警視庁の犯罪データをもとに考える、安心して暮らせる街探し ー杉並・中野・練馬の前年度犯罪件数データから見る実情―

こんにちは。なかの不動産です。
今回は、住宅選び・街選びを検討されている皆さまにとって、非常に重要な「治安・安心して暮らせる街かどうか」という観点から、実際に 警視庁 が公表しているデータをもとに、東京都内の人気エリアである「中野区」「杉並区」「練馬区」の犯罪発生状況を整理し、「街を選ぶ際」にどんな視点でチェックすべきかを、なかの不動産の視点から解説いたします。

データをただ見るだけでなく、「この数字が意味すること」「物件探し・暮らしの視点でどう読み解くか」まで踏み込んでお伝えできればと思います。それでは早速参りましょう。

目次

なぜ「犯罪データを街選びに使う」べきか

街選び・物件選びをする際、「交通の利便性」「価格」「将来性」などに注目される方が多いかと思います。もちろんそれらは重要ですが、同時に 「毎日の安心・暮らしやすさ」 を左右する「治安・犯罪リスク」の視点も無視できません。

**資料:**
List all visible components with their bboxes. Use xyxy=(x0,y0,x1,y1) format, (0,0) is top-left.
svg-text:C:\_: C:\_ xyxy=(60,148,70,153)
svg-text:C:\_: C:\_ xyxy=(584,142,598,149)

**練習問題:**
A – 犯罪データと街選びについての本文を読み、次の(i)〜(iii)が本文の内容と合っているか、「はい」か「いいえ」で答えなさい。あわせて、判断の決め手となる本文の語句をそのまま引用しなさい。
(i) この文章では、データを見るだけにとどめ、その意味の読み解きまでは扱わない。
(ii) この文章で使われる犯罪データは、警視庁のものである。
(iii) この文章では、交通の利便性や価格は街選びで重要ではないとしている。
B – 犯罪データと街選びについての本文を、最後の文の続きから書き継ぎなさい。
この資料は、本文とは別の出典から採ったものです。

**練習問題の解答:**
A –
(i) いいえ:「データをただ見るだけでなく」
(ii) はい:「警視庁の犯罪データをもとに考える」
(iii) いいえ:「もちろんそれらは重要ですが」

B –
警視庁が公表している区市町村別・町丁別の犯罪認知件数データは、実際にそのエリアで「どのくらいの犯罪が認知されているか」を把握できる貴重な指標です。
このようなデータを見ておくことで、「物件価格が安いから」「駅から近いから」というだけで飛びつくと、思わぬリスクを抱えてしまう可能性もあります。特に一人暮らし・子育て世帯・高齢者など、暮らしの安心を重視される方には重要な検討材料です。

ただし、データは“絶対安心”を保証するものではなく、「傾向を読み取るためのツール」として活用すべきです。数字の背景、エリアの特性、物件の立地・構造・時間帯などによって感じる安心度は変わります。そこで次章から、実際のデータをもとに地域別に見ていきましょう。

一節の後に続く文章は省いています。